Torna a parlare del caso “biscotti” il Sindaco di Cerignola Franco Metta, informando dell’udienza, fissata per il giorno 29 marzo, del processo nel quale risulta imputato Gerardo Biancofiore; Rocco Bonassisa invece, ha patteggiato la pena.

Una questione che all’epoca – era il dicembre del 2016 – balzò all’onore delle cronache nazionali e nella quale, secondo le ricostruzioni sarebbe stata consegnata al Metta, a Palazzo di Città, una busta contenente una scatola di biscotti farcita con 20mila euro in contanti. Dopo diversi mesi e una lunga trafila di indagini vi fu l’arresto ai domiciliari per Gerardo Biancofiore per il reato di istigazione alla corruzione. Secondo l’ipotesi accusatoria, dietro al ‘cadeau’ della somma di denaro al sindaco di Cerignola, Franco Metta, vi era l’intenzione degli imprenditori Rocco Bonassisa e Gerardo Biancofiore di essere favoriti nell’approvazione di un progetto di finanza legato alla realizzazione del sesto lotto della discarica di rifiuti per l’impianto SIA di Cerignola (un affare, parrebbe, di circa 100 milioni di euro).
§
COSA SI CHIEDE →
- a) Duplica dall'estratto sul caso “biscotti” il passo da “Una questione che” fino a “milioni di euro).” compreso.
- b) Secondo l'estratto sul caso “biscotti”, quanto denaro conteneva la scatola di biscotti?
- c) Prosegui l'estratto sul caso “biscotti” a partire dall'ultima frase riportata.
Le righe riportate di seguito provengono da un'altra fonte.

[Voci di dati raccolti]
§
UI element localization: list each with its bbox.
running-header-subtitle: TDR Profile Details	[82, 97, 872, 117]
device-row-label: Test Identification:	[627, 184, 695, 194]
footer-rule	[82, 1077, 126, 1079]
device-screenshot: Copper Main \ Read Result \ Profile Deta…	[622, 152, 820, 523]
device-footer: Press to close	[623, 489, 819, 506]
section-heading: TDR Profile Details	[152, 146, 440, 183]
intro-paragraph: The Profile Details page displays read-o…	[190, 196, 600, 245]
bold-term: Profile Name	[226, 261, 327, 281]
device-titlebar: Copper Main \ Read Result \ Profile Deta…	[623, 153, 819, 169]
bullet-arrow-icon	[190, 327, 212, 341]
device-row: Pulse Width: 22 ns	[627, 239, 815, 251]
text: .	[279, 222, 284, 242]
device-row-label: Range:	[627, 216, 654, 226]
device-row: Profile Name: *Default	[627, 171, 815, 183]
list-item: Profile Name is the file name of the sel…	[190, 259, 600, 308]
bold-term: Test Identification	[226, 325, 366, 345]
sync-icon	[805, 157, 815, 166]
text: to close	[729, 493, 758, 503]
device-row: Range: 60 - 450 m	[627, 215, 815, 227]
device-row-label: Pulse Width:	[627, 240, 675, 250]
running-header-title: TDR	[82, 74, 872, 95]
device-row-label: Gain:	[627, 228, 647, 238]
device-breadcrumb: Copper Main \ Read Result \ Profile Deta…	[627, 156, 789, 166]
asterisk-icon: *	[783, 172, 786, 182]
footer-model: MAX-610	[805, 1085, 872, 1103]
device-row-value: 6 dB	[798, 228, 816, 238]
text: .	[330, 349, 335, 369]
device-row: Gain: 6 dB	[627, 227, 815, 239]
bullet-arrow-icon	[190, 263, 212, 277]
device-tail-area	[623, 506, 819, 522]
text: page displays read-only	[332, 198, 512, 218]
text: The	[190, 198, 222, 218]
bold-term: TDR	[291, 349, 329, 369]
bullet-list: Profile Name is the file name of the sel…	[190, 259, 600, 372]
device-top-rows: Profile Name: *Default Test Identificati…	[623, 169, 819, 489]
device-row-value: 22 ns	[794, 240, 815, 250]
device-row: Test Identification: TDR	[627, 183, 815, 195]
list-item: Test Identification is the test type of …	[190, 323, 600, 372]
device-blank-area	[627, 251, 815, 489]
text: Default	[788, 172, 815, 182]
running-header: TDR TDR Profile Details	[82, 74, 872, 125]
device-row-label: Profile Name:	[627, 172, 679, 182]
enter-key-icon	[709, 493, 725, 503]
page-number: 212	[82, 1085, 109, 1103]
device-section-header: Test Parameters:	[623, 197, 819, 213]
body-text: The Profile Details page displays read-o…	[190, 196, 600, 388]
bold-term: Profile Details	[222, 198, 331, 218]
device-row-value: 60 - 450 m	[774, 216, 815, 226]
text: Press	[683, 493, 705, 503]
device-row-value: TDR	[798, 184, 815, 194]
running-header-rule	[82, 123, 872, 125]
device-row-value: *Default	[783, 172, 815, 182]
§
INSIEME DELLE RISPOSTE →
- a)
Una questione che all’epoca – era il dicembre del 2016 – balzò all’onore delle cronache nazionali e nella quale, secondo le ricostruzioni sarebbe stata consegnata al Metta, a Palazzo di Città, una busta contenente una scatola di biscotti farcita con 20mila euro in contanti. Dopo diversi mesi e una lunga trafila di indagini vi fu l’arresto ai domiciliari per Gerardo Biancofiore per il reato di istigazione alla corruzione. Secondo l’ipotesi accusatoria, dietro al ‘cadeau’ della somma di denaro al sindaco di Cerignola, Franco Metta, vi era l’intenzione degli imprenditori Rocco Bonassisa e Gerardo Biancofiore di essere favoriti nell’approvazione di un progetto di finanza legato alla realizzazione del sesto lotto della discarica di rifiuti per l’impianto SIA di Cerignola (un affare, parrebbe, di circa 100 milioni di euro).

- b) 20mila euro in contanti.

- c)
Oggi Metta ritorna sui fatti informando che si costituirà parte civile a titolo personale e stessa cosa farà il Comune di Cerignola. «Vi annuncio che nelle prossime ore pubblicherò il decreto di fissazione di udienza preliminare, il capo di imputazione e, di fianco, ci metteremo tutti i commenti di quegli sprovveduti che ebbero a dubitare di ciò che aveva fatto il sindaco». Prova ancora a distrarre dalle questioni riguardanti la Commissione d’accesso il Sindaco Metta, che rilancia, affermando che «l’unica vicenda giudiziaria che è arrivata ad un punto di snodo vede il Sindaco di questa città parte offesa, non certo imputato». E in più: «era tanto falsa la mia denucia che Rocco Bonassisa ha patteggiato ammettendo la sua colpa e concordando una pena».